> [PROVIDED TEXT]:
==*==


 

   While nobody denies that Mamata Banerjee remains the Congress’s best hope for unseating the Left in West Bengal and changing the public mood throughout the country, there is also a recognition that she is hard to handle. If the Congress-TMC alliance does win in West Bengal, then Mamata will be chief minister. At least some of the ministers she has installed in New Delhi will also follow her to Calcutta. This will necessitate an overhaul of the TMC’s participation in the Union Cabinet.

 

 "If the Congress-TMC alliance wins Bengal and if the Prime Minister’s leverage with the DMK increases then we will see a far-reaching and ambitious reshuffle."

   It made sense, therefore, for the Prime Minister to take the line that any reshuffle involving the allies would have to wait till after the Tamil Nadu and West Bengal elections.

 

   So, when you plan a reshuffle that will not touch the allies, will not lead to the dropping of any ministers, will not accommodate any younger people and which will reject big ideas, there is not much you can do. The best you can hope for is that by judiciously re-arranging your ministers, you can get a government that functions more effectively.

==*==

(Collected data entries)
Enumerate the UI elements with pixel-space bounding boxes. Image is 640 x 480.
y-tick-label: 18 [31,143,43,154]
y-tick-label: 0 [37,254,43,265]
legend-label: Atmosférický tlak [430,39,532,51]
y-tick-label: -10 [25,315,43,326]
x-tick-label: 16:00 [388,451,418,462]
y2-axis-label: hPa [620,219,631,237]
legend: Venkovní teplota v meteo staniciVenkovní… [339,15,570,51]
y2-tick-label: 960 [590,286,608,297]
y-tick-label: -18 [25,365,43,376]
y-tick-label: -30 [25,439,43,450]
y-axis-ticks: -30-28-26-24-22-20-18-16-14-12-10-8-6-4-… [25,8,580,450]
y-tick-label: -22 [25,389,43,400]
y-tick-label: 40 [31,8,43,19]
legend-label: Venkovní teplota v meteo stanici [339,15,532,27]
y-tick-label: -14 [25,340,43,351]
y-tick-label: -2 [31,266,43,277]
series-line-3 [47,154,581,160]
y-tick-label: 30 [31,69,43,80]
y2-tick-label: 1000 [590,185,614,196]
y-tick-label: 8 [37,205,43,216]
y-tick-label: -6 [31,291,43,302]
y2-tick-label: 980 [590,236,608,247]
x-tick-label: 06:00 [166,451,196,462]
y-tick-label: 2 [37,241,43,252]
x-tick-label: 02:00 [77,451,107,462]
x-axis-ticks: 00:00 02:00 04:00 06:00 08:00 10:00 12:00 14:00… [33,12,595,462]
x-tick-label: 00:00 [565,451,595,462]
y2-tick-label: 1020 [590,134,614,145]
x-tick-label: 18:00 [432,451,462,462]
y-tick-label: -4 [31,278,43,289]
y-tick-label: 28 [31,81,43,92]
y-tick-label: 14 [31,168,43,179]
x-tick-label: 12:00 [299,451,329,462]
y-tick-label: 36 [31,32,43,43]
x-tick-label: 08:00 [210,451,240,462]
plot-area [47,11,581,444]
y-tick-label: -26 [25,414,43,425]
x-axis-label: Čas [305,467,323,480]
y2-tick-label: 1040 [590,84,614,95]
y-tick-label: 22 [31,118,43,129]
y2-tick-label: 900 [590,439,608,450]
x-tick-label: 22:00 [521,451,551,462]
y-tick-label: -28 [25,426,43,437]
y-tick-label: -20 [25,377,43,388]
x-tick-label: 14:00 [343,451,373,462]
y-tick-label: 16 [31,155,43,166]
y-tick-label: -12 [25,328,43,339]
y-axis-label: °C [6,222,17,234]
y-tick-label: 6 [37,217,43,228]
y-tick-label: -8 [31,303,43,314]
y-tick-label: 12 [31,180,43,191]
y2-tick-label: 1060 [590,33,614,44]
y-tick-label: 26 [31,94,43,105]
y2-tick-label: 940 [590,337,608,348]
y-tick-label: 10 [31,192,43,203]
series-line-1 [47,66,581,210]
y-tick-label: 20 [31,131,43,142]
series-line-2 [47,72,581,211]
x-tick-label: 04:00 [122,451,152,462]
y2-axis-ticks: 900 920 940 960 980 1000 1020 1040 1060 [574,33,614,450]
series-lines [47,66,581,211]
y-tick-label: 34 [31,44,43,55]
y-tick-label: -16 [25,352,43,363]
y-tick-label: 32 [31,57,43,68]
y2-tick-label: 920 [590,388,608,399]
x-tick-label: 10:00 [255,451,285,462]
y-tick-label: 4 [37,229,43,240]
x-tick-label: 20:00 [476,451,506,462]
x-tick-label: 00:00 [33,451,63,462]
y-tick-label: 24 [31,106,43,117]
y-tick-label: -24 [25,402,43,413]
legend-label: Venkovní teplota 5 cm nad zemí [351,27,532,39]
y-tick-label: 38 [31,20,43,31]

==*==

> [ACTIVITY LIST]:
(1) According to the passage on the cabinet reshuffle, who will be chief minister if the Congress-TMC alliance wins in West Bengal?
(2) Reproduce the passage on the cabinet reshuffle from "While nobody denies" to "West Bengal elections.", replacing "Calcutta" with "Kolkata".

> [SOLUTIONS PER TASK]:
(1) Mamata Banerjee will be chief minister.

(2)
While nobody denies that Mamata Banerjee remains the Congress’s best hope for unseating the Left in West Bengal and changing the public mood throughout the country, there is also a recognition that she is hard to handle. If the Congress-TMC alliance does win in West Bengal, then Mamata will be chief minister. At least some of the ministers she has installed in New Delhi will also follow her to Kolkata. This will necessitate an overhaul of the TMC’s participation in the Union Cabinet.

 

 "If the Congress-TMC alliance wins Bengal and if the Prime Minister’s leverage with the DMK increases then we will see a far-reaching and ambitious reshuffle."

   It made sense, therefore, for the Prime Minister to take the line that any reshuffle involving the allies would have to wait till after the Tamil Nadu and West Bengal elections.